Given exercise: Please transcribe the data below exactly. Leave the pictures out.

[Dataset items]
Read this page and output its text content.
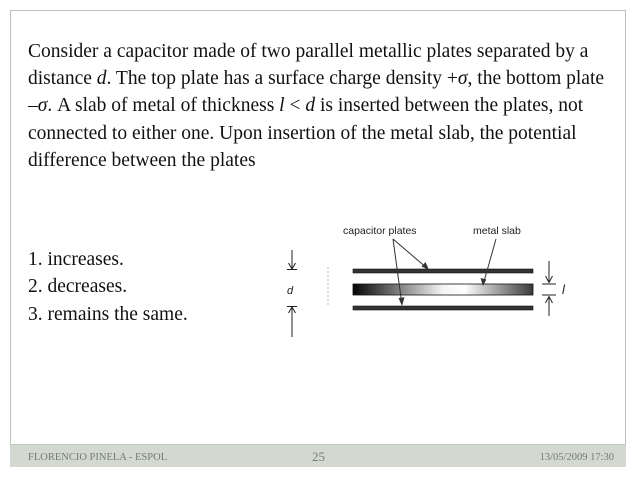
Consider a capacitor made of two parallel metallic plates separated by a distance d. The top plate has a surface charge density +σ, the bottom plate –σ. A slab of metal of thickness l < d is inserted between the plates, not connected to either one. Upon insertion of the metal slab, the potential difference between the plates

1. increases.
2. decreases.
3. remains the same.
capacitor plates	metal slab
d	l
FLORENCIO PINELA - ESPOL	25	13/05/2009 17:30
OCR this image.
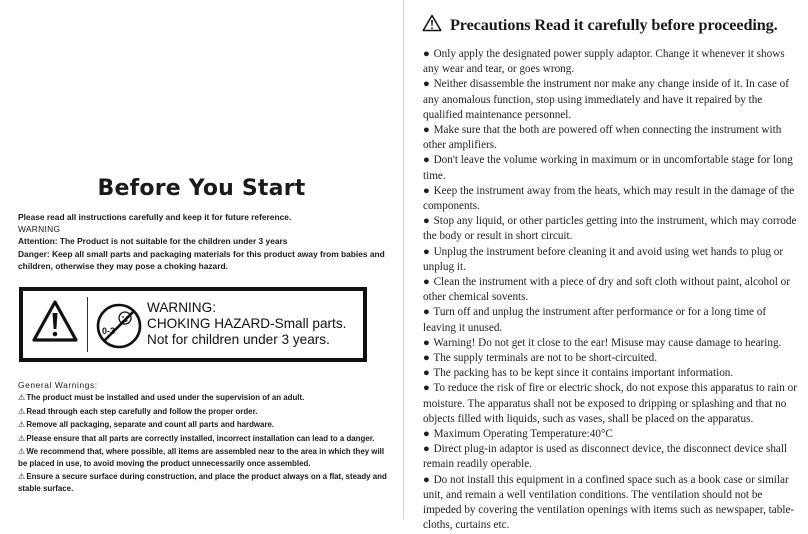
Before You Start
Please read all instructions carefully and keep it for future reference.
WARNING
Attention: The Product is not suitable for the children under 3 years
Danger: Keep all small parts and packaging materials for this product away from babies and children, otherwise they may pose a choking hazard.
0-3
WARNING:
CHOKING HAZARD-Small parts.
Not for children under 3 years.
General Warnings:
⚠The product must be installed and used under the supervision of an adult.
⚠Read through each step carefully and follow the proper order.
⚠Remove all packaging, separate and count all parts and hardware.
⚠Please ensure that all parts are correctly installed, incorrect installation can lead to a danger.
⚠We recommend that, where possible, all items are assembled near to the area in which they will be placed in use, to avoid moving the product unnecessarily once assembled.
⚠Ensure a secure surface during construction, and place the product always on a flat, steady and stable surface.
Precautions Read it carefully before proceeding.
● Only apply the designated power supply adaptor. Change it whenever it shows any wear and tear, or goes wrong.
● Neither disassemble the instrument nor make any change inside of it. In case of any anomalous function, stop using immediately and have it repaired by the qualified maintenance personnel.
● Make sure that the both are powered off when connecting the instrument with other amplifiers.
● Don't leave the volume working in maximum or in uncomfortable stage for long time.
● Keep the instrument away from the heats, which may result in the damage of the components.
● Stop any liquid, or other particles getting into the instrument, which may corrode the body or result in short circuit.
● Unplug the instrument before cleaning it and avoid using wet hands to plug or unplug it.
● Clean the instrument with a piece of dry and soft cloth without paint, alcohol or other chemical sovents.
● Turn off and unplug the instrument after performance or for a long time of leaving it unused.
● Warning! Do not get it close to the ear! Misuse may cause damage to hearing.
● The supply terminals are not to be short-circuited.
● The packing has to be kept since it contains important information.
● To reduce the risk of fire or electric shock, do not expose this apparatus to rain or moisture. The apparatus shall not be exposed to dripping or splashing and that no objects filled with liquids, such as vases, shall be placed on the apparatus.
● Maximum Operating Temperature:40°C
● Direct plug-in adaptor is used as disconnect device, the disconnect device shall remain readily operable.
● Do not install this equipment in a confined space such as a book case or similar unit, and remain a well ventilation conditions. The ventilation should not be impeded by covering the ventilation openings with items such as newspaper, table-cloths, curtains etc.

Finished task:
Read this page and output its text content.
Consider a capacitor made of two parallel metallic plates separated by a distance d. The top plate has a surface charge density +σ, the bottom plate –σ. A slab of metal of thickness l < d is inserted between the plates, not connected to either one. Upon insertion of the metal slab, the potential difference between the plates

1. increases.
2. decreases.
3. remains the same.
capacitor plates	metal slab
d	l
FLORENCIO PINELA - ESPOL	25	13/05/2009 17:30
OCR this image.
Before You Start
Please read all instructions carefully and keep it for future reference.
WARNING
Attention: The Product is not suitable for the children under 3 years
Danger: Keep all small parts and packaging materials for this product away from babies and children, otherwise they may pose a choking hazard.
0-3
WARNING:
CHOKING HAZARD-Small parts.
Not for children under 3 years.
General Warnings:
⚠The product must be installed and used under the supervision of an adult.
⚠Read through each step carefully and follow the proper order.
⚠Remove all packaging, separate and count all parts and hardware.
⚠Please ensure that all parts are correctly installed, incorrect installation can lead to a danger.
⚠We recommend that, where possible, all items are assembled near to the area in which they will be placed in use, to avoid moving the product unnecessarily once assembled.
⚠Ensure a secure surface during construction, and place the product always on a flat, steady and stable surface.
Precautions Read it carefully before proceeding.
● Only apply the designated power supply adaptor. Change it whenever it shows any wear and tear, or goes wrong.
● Neither disassemble the instrument nor make any change inside of it. In case of any anomalous function, stop using immediately and have it repaired by the qualified maintenance personnel.
● Make sure that the both are powered off when connecting the instrument with other amplifiers.
● Don't leave the volume working in maximum or in uncomfortable stage for long time.
● Keep the instrument away from the heats, which may result in the damage of the components.
● Stop any liquid, or other particles getting into the instrument, which may corrode the body or result in short circuit.
● Unplug the instrument before cleaning it and avoid using wet hands to plug or unplug it.
● Clean the instrument with a piece of dry and soft cloth without paint, alcohol or other chemical sovents.
● Turn off and unplug the instrument after performance or for a long time of leaving it unused.
● Warning! Do not get it close to the ear! Misuse may cause damage to hearing.
● The supply terminals are not to be short-circuited.
● The packing has to be kept since it contains important information.
● To reduce the risk of fire or electric shock, do not expose this apparatus to rain or moisture. The apparatus shall not be exposed to dripping or splashing and that no objects filled with liquids, such as vases, shall be placed on the apparatus.
● Maximum Operating Temperature:40°C
● Direct plug-in adaptor is used as disconnect device, the disconnect device shall remain readily operable.
● Do not install this equipment in a confined space such as a book case or similar unit, and remain a well ventilation conditions. The ventilation should not be impeded by covering the ventilation openings with items such as newspaper, table-cloths, curtains etc.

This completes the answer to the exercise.